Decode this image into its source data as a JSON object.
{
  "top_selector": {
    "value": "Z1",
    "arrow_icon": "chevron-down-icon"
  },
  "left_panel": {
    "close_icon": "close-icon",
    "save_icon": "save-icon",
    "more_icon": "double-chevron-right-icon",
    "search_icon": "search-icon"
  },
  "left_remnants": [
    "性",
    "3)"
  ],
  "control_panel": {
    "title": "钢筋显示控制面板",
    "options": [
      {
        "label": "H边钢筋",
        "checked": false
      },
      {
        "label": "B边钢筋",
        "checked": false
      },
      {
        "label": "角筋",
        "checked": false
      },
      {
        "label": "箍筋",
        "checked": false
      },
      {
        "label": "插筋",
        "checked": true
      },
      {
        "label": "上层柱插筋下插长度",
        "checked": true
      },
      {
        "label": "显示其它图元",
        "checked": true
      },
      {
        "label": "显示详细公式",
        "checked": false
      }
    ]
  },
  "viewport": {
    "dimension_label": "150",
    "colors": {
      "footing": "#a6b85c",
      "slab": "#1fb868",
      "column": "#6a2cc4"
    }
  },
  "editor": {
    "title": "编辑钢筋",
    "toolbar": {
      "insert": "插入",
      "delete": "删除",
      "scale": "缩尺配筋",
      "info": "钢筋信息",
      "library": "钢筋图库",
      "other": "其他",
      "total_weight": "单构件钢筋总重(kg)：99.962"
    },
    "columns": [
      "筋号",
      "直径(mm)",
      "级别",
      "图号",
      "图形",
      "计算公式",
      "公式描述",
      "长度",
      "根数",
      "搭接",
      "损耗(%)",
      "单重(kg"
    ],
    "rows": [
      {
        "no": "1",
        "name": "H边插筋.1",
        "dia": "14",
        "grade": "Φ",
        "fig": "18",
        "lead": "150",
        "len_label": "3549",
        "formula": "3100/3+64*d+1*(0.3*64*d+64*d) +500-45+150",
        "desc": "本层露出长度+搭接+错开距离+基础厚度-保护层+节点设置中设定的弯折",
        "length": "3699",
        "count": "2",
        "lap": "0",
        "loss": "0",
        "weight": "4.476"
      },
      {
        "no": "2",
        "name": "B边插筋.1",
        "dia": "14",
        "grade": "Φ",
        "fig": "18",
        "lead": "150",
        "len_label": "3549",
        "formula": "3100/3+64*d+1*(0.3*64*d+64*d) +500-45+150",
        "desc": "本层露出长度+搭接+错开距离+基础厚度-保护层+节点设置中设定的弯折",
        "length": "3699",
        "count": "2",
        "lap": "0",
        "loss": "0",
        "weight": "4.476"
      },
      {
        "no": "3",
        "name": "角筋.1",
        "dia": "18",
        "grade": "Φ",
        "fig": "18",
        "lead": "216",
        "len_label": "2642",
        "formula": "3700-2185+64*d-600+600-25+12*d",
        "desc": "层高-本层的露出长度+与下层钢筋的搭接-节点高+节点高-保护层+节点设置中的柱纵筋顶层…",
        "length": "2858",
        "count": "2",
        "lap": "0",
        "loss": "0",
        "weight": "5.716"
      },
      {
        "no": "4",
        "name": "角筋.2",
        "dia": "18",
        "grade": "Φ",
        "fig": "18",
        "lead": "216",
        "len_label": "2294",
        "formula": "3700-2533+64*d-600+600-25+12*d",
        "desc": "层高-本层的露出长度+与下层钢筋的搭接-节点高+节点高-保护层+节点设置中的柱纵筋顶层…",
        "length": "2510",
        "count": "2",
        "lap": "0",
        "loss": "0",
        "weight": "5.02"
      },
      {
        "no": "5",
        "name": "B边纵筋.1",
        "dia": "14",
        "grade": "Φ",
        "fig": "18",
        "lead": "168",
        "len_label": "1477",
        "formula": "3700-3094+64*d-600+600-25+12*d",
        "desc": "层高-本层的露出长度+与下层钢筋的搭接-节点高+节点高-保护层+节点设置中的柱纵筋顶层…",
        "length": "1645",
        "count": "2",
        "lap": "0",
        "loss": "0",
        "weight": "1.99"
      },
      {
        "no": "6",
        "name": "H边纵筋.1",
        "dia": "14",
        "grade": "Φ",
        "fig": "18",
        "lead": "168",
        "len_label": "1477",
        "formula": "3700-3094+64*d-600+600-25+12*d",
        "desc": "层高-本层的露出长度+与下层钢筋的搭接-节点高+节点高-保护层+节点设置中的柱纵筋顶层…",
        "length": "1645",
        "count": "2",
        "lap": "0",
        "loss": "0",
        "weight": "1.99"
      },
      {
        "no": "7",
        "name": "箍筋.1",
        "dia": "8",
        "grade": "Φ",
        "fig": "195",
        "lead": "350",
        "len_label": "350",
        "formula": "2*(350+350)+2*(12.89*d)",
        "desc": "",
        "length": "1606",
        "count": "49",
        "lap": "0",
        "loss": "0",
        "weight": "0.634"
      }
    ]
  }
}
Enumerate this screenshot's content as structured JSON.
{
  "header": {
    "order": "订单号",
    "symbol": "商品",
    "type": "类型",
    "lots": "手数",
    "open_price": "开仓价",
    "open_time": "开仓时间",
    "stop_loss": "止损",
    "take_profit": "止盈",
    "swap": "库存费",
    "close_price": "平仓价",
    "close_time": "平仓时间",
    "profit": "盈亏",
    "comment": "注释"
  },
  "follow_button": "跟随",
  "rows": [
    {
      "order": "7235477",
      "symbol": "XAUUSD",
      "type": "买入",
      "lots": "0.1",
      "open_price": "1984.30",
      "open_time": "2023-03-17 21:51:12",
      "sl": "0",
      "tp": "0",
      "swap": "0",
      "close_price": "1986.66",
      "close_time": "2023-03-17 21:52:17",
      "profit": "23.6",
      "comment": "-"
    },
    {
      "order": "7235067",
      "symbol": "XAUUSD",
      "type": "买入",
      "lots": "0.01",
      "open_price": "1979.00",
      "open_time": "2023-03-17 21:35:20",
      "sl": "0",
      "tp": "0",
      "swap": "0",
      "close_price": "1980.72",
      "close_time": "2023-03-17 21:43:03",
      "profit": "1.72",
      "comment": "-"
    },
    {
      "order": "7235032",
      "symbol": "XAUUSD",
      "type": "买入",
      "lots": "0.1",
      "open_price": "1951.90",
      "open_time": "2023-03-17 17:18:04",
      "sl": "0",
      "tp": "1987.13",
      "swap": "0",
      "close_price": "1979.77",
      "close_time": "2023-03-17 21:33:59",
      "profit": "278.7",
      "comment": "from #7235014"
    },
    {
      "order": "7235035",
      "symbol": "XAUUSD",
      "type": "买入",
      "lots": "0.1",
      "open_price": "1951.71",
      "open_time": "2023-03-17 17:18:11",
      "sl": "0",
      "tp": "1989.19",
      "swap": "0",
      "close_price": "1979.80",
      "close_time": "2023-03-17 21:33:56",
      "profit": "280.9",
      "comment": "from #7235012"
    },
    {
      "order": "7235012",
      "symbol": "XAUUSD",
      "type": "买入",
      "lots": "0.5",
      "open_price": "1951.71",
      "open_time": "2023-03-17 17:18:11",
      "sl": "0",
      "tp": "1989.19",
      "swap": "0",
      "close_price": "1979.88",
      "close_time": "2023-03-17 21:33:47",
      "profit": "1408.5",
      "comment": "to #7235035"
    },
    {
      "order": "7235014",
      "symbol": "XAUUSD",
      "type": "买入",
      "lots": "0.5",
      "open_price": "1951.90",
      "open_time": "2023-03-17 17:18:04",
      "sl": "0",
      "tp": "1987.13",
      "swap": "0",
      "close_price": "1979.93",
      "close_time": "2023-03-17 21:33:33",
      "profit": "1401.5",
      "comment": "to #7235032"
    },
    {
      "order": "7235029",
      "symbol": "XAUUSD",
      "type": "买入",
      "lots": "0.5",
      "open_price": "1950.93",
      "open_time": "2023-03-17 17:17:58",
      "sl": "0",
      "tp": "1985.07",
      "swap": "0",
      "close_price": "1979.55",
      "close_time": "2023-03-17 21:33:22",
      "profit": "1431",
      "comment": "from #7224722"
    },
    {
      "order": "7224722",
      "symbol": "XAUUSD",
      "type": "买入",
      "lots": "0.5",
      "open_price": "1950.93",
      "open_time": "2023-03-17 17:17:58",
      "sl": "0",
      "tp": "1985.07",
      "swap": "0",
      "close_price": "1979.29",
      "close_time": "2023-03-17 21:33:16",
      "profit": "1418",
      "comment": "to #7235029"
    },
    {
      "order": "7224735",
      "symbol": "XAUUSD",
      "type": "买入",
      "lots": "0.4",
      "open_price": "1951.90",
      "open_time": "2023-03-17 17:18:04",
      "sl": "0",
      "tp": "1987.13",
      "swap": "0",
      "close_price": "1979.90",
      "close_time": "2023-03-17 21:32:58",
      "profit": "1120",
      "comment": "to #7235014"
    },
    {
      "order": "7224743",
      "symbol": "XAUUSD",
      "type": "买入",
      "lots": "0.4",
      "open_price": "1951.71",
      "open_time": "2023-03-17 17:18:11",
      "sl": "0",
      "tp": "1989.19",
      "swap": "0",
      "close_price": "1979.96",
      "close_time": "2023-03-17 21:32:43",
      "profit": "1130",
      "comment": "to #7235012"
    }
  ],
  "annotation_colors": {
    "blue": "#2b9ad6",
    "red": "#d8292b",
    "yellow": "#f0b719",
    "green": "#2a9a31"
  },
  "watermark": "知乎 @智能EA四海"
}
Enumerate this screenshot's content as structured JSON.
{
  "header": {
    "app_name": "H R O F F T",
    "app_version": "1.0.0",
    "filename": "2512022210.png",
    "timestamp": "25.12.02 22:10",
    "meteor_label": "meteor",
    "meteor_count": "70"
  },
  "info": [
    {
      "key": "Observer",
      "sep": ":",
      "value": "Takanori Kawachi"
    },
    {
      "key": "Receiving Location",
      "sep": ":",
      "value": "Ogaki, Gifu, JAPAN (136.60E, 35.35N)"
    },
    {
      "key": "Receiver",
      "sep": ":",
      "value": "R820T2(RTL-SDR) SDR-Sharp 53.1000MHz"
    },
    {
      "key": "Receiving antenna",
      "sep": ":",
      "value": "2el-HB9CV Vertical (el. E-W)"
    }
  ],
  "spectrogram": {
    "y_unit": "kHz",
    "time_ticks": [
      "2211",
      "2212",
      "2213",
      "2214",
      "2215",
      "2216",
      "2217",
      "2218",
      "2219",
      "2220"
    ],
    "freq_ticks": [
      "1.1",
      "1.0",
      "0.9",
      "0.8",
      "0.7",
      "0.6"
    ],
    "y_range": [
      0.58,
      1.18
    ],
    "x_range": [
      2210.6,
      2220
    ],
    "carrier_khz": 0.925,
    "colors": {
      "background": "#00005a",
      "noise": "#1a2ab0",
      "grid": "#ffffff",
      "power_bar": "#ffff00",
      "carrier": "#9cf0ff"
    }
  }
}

◇ ◇ ◇ ◇ ◇ ◇ ◇

> Task description
Read through the entries and copy every line that includes "comment".

> Exercise solution
    "comment": "注释"
      "comment": "-"
      "comment": "-"
      "comment": "from #7235014"
      "comment": "from #7235012"
      "comment": "to #7235035"
      "comment": "to #7235032"
      "comment": "from #7224722"
      "comment": "to #7235029"
      "comment": "to #7235014"
      "comment": "to #7235012"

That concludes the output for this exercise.